*** Opening of Given passage ***

There is no reason to have cervical checks before you’re in labor, and even then, it’s your body and your choice. Anyway, sometimes providers will want to check your dilation as early as 37 weeks, “just to see what’s happening.” So you get checked and the provider finds you at 1cm, if that, and they might say, “You aren’t dilating yet, you might never go into labor, let’s just schedule a cesarean.”
I want you to know your body is not broken and it is not a machine. Your cervix is meant to keep the baby in until it’s time for the baby to come out. I have seen women go from closed up tight in the morning to a baby in their arms that evening. I have also seen women be at 3cm dilated for weeks and give birth at 42 weeks. Early cervical dilation is not an indication of your ability to go into labor or when you’ll even go into labor. Let your body do its thing.
You must have an epidural, just in case.
Just in case of what? An emergency? Understand that if you need a cesarean under true emergency situations, you will probably be given general anesthesia even if you have an epidural in place. A normal epidural during labor is not as strong as one needed for a cesarean, and during an emergency they would not have time to increase the dosage because they would just need to get the baby out. Some providers would like you to have an epidural catheter in place with no medication, but again, it’s the same situation: In a true emergency, you won’t have time. If you have time to discuss your cesarean, to wait for X amount of time, you have time to continue to labor.
You need to have continuous or internal monitoring, just in case.
As the laboring woman, you have the right to consent to any procedure, including continuous or internal monitoring. While the ACOG supports continuous monitoring, it does not outright suggest internal monitoring (“Most authorities recommend continuous electronic fetal monitoring. No data suggest that intrauterine pressure catheters or fetal scalp electrodes are superior to external forms of monitoring, and there is evidence that the use of intrauterine pressure catheters does not assist in the diagnosis of uterine rupture.”) Continuous monitoring won’t necessarily prevent a rupture, but it could help diagnose it earlier.
An option you can discuss is to have intermittent monitoring, if possible, for 20 minutes every hour. And if the provider insists on continuous external monitoring, be sure to ask about the equipment (Can you use it in the bath? Can you move around easily with it? Will I be stuck on the bed?) and determine if you’re comfortable with the answers. Many women are able to labor with continuous monitoring beside the machine, either on the ball or kneeling on the bed. Know you don’t have to lie there motionless, and you don’t have to have an epidural if that’s your choice!

*** Close of Given passage ***
*** Opening of Records supplied ***

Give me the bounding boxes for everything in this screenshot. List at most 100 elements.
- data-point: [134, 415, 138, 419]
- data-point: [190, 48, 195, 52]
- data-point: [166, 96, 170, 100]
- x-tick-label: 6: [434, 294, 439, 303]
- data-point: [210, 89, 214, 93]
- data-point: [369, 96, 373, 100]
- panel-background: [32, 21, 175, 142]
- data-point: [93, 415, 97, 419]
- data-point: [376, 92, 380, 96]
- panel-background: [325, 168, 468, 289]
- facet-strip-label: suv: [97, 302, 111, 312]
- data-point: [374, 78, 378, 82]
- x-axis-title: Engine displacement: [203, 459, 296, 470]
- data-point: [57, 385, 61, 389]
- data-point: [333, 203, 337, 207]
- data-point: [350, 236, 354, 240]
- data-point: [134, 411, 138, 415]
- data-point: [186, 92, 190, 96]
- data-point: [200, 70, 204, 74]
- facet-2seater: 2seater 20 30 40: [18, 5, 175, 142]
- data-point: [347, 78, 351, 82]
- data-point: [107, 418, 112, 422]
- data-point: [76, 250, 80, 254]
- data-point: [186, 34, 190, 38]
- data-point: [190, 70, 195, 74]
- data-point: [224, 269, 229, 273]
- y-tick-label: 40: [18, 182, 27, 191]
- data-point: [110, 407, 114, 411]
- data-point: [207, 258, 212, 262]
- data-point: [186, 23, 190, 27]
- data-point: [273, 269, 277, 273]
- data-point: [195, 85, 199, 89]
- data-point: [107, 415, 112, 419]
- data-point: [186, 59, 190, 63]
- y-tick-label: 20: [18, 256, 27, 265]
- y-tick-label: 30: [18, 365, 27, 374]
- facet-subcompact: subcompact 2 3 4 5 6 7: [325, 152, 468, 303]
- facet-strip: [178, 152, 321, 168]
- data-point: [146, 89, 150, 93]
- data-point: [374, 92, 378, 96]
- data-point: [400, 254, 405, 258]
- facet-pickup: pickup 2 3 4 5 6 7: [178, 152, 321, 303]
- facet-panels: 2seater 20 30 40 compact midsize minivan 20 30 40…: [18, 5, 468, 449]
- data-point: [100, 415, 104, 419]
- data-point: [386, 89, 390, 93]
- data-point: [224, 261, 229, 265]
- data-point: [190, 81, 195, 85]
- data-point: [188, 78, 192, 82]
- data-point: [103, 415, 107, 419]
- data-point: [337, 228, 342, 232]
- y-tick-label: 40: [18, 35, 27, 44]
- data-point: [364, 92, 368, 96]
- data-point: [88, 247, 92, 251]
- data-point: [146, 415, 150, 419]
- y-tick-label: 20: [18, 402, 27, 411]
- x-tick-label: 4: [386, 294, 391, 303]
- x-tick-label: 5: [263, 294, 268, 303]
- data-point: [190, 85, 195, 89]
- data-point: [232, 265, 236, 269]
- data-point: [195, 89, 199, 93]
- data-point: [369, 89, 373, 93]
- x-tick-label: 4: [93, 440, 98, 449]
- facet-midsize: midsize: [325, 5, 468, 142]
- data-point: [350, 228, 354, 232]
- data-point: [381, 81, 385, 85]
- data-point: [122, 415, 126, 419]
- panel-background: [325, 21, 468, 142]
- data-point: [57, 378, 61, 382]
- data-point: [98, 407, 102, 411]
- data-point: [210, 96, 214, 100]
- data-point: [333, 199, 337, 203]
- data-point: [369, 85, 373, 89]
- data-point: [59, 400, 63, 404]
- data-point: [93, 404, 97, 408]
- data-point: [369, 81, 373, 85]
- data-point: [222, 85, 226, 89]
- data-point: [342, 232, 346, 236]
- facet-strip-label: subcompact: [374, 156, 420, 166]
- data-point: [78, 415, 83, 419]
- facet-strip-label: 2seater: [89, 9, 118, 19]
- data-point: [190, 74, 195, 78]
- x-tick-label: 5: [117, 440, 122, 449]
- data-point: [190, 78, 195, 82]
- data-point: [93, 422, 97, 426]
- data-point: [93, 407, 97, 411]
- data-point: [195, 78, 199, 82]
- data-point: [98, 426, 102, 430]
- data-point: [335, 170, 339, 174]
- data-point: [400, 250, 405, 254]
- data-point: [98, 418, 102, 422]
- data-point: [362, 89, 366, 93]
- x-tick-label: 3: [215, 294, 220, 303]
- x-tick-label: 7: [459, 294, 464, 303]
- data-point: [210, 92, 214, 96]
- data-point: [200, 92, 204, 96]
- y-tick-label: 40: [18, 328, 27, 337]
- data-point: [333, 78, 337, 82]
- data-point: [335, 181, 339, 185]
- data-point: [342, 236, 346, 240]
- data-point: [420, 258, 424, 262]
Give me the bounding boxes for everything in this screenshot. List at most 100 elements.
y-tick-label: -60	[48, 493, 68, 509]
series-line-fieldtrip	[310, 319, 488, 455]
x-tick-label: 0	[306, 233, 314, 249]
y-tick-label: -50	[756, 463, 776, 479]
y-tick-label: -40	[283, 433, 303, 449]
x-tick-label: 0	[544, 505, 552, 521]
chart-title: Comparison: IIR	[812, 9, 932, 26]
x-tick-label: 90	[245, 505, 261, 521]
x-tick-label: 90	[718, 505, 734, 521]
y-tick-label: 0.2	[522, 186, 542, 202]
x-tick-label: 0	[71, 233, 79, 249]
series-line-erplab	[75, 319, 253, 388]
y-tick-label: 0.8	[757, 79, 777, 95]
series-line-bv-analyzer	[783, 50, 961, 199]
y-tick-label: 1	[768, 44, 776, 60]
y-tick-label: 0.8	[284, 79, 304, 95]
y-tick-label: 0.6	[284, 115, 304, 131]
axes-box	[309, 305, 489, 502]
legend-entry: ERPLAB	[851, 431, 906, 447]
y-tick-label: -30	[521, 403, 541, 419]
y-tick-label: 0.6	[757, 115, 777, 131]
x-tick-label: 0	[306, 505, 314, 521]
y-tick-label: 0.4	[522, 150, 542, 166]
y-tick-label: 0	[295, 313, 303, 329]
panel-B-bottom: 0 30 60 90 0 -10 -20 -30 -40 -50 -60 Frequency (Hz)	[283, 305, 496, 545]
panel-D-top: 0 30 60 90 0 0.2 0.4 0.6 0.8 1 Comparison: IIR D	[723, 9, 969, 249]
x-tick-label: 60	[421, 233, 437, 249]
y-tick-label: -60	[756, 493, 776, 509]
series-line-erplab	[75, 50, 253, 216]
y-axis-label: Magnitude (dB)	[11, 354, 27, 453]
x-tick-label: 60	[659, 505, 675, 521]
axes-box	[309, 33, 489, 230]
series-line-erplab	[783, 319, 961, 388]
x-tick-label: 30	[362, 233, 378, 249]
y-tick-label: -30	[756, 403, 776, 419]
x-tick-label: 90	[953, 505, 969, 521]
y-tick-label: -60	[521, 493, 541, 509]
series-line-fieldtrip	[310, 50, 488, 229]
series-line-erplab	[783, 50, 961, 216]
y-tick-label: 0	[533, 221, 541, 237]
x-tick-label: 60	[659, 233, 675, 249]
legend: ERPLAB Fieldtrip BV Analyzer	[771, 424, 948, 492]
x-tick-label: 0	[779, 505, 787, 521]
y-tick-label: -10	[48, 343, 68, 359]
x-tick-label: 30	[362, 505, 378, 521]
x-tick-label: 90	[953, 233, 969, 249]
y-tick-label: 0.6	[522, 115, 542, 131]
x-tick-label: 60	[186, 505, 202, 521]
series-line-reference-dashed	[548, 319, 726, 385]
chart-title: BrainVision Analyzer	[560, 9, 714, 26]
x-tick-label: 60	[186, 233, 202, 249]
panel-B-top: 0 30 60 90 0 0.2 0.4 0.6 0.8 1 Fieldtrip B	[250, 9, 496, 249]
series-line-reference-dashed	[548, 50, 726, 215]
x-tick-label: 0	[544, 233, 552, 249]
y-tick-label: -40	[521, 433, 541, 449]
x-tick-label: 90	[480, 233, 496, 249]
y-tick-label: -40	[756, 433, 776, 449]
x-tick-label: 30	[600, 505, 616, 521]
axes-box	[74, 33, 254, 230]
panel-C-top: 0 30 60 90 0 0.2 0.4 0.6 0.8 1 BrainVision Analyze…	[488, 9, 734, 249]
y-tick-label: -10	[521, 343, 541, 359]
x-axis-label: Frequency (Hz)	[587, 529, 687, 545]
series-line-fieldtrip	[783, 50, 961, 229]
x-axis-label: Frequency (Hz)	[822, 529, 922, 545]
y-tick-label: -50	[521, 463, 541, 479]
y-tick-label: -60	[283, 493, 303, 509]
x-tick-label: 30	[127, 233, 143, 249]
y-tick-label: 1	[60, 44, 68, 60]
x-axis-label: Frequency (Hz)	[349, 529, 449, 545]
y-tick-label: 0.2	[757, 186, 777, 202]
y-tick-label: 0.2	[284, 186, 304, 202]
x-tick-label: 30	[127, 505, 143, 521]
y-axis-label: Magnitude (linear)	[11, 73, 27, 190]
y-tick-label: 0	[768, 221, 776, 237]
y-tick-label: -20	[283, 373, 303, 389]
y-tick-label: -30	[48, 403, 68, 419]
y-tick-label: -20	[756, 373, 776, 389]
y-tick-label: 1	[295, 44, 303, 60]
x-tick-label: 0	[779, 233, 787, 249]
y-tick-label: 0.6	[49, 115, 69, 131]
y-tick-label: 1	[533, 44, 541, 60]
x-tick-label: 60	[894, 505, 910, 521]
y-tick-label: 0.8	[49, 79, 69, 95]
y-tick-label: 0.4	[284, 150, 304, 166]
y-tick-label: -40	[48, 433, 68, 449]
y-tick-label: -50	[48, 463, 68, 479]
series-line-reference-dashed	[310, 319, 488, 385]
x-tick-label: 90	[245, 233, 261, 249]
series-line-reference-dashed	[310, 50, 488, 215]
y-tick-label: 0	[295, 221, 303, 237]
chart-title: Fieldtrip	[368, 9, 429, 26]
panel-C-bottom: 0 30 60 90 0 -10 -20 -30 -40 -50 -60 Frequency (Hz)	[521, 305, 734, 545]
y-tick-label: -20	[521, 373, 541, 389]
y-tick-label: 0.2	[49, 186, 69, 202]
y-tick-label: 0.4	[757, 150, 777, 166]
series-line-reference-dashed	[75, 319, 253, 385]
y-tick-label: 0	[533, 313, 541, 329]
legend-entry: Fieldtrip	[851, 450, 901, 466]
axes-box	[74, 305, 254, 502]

*** Close of Records supplied ***

§ **Exercise set**:
[1] List the questions that the passage on labor interventions suggests asking about the monitoring equipment.
[2] Resume the passage on labor interventions right after its final sentence.
The items above play no part in this work.

§ **Written responses**:
[1]
- Can you use it in the bath?
- Can you move around easily with it?
- Will I be stuck on the bed?

[2]
**I’ve gotten a few comments about this. Yes, the ACOG recommendation is to have continuous monitoring, and if that is what you’re comfortable with, then go with it. You need to review all the facts, studies, and your own intuition, and of course talk to your provider, and follow the course that fits you. I know for me, it is intermittent monitoring. For others, it’s continuous. Be confident in your choices and refuse to be bullied.**
I calculated your VBAC success rate and it’s looking low — you probably won’t be able to achieve a VBAC.
Yes, there is a VBAC success calculator. Again, you’re not a machine, why rely on percentages? You do not know if you will get your VBAC unless you try.
Let’s just schedule a cesarean. It’s better for both our schedules.
Babies aren’t good for schedules, as you might know if you’ve already had one or more. Why put yourself through major surgery to accommodate a schedule? Whether that be yours, your husband’s, your care provider’s, your mom’s, etc. Babies will come when they come, and yes, it can suck sometimes, but that’s part of the package, right?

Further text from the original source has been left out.